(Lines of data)

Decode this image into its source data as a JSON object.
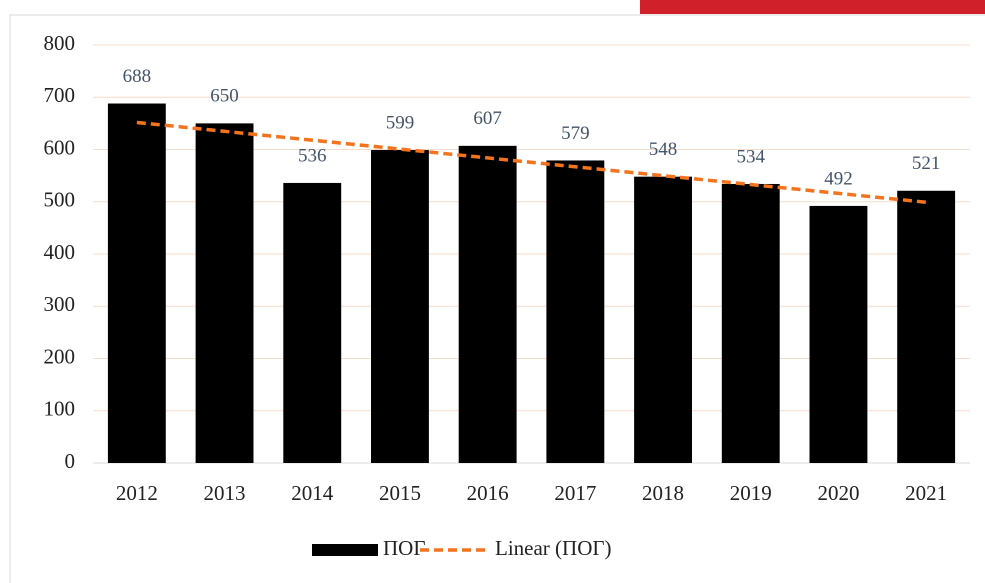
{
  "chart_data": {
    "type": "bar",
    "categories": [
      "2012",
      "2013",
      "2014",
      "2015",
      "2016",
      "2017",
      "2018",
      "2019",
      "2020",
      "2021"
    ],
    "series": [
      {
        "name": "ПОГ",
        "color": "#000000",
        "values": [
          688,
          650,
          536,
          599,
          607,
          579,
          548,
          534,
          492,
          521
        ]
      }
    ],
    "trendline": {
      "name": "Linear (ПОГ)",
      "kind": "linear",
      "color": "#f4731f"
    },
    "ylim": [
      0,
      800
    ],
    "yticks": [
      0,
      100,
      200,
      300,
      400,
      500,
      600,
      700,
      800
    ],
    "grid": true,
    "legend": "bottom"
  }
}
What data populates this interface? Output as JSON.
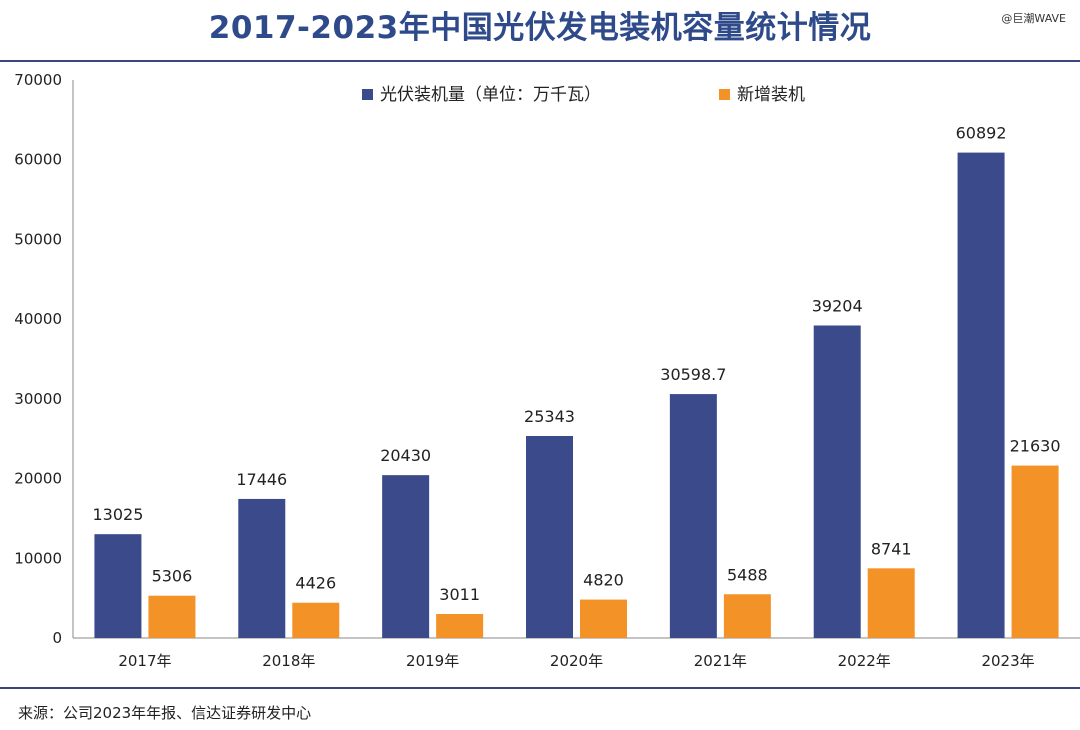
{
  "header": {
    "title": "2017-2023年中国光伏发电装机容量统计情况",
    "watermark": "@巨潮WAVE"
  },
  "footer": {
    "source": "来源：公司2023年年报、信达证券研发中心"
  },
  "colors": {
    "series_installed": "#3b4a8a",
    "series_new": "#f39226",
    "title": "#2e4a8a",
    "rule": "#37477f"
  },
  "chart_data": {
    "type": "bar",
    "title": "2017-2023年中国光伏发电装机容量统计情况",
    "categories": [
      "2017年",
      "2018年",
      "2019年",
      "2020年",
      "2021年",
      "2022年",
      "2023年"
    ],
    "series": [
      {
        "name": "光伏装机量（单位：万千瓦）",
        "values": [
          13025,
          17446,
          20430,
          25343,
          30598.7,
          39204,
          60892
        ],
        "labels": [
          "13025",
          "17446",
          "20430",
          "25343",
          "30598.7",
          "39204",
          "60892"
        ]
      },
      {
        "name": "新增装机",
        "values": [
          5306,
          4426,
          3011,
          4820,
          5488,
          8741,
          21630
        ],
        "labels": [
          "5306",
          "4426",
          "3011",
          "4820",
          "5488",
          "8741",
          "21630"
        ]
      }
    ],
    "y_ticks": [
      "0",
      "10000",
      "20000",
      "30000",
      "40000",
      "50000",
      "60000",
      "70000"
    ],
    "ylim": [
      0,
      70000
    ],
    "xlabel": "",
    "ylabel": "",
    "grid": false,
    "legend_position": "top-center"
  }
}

* * *

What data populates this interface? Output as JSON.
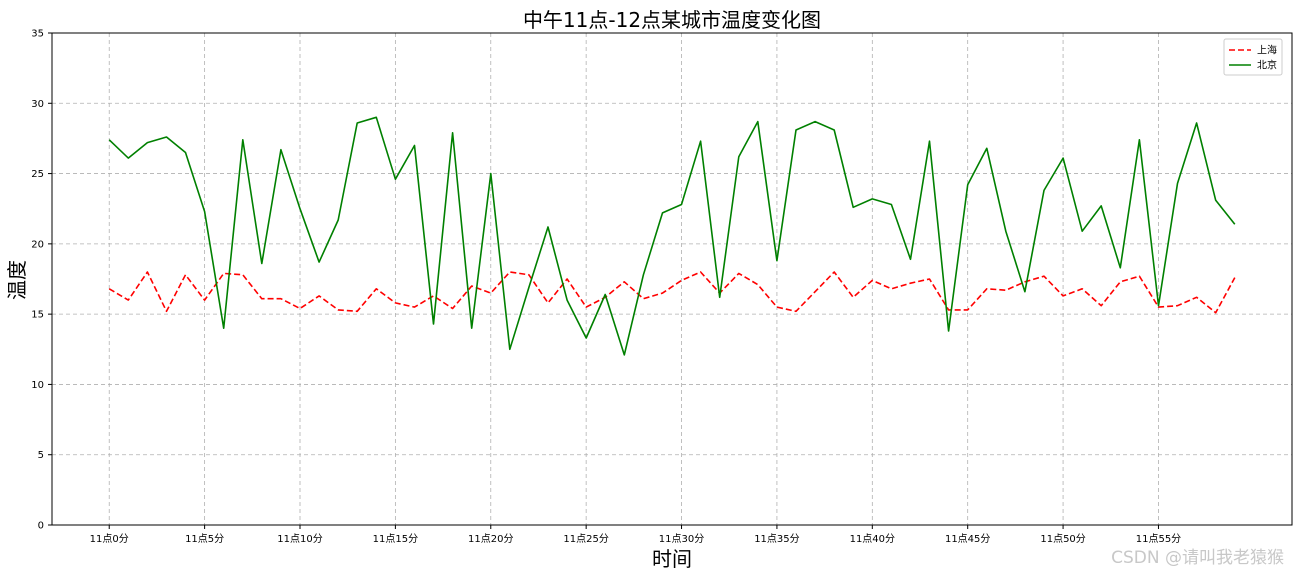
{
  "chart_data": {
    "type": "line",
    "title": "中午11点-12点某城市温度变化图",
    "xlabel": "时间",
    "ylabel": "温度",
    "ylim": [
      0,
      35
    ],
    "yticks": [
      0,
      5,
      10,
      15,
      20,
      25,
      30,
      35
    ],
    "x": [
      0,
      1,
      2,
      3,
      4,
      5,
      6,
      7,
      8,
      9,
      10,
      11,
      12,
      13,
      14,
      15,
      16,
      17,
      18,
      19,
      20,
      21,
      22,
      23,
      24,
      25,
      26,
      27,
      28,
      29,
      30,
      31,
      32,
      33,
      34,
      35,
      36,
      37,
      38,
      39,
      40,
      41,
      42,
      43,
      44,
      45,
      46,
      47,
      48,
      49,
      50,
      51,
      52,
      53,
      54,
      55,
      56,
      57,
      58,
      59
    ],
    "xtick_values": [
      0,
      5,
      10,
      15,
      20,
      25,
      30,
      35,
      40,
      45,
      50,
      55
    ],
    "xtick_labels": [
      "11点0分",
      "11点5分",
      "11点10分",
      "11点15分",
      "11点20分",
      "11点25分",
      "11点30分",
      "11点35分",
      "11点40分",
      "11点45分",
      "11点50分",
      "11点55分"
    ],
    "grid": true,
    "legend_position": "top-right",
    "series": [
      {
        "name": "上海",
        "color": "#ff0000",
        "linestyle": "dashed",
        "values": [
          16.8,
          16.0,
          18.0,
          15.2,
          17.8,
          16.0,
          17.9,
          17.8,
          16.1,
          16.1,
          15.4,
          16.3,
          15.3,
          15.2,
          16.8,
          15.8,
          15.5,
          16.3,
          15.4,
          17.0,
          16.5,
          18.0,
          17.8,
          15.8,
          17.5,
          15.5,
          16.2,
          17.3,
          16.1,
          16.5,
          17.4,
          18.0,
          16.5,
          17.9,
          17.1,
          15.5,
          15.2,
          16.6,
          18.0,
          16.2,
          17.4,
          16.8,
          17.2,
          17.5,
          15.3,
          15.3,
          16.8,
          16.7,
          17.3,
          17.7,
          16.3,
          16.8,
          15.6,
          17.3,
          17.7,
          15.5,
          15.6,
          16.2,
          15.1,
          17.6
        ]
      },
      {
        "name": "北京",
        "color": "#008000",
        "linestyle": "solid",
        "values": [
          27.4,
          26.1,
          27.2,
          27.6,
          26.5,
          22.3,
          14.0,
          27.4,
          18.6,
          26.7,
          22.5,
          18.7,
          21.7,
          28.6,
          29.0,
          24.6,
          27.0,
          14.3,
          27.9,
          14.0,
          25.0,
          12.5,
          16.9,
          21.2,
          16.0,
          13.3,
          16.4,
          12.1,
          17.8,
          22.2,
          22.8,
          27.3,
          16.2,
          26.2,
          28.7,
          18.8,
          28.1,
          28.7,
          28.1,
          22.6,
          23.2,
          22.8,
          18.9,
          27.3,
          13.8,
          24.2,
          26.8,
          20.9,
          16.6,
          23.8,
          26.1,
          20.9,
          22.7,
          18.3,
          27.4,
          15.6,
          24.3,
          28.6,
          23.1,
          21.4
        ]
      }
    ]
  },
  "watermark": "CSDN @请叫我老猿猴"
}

- TO DO: Say how many lines of the data include the word "name". Respond with the number alone.

- EXERCISE SOLUTION: 6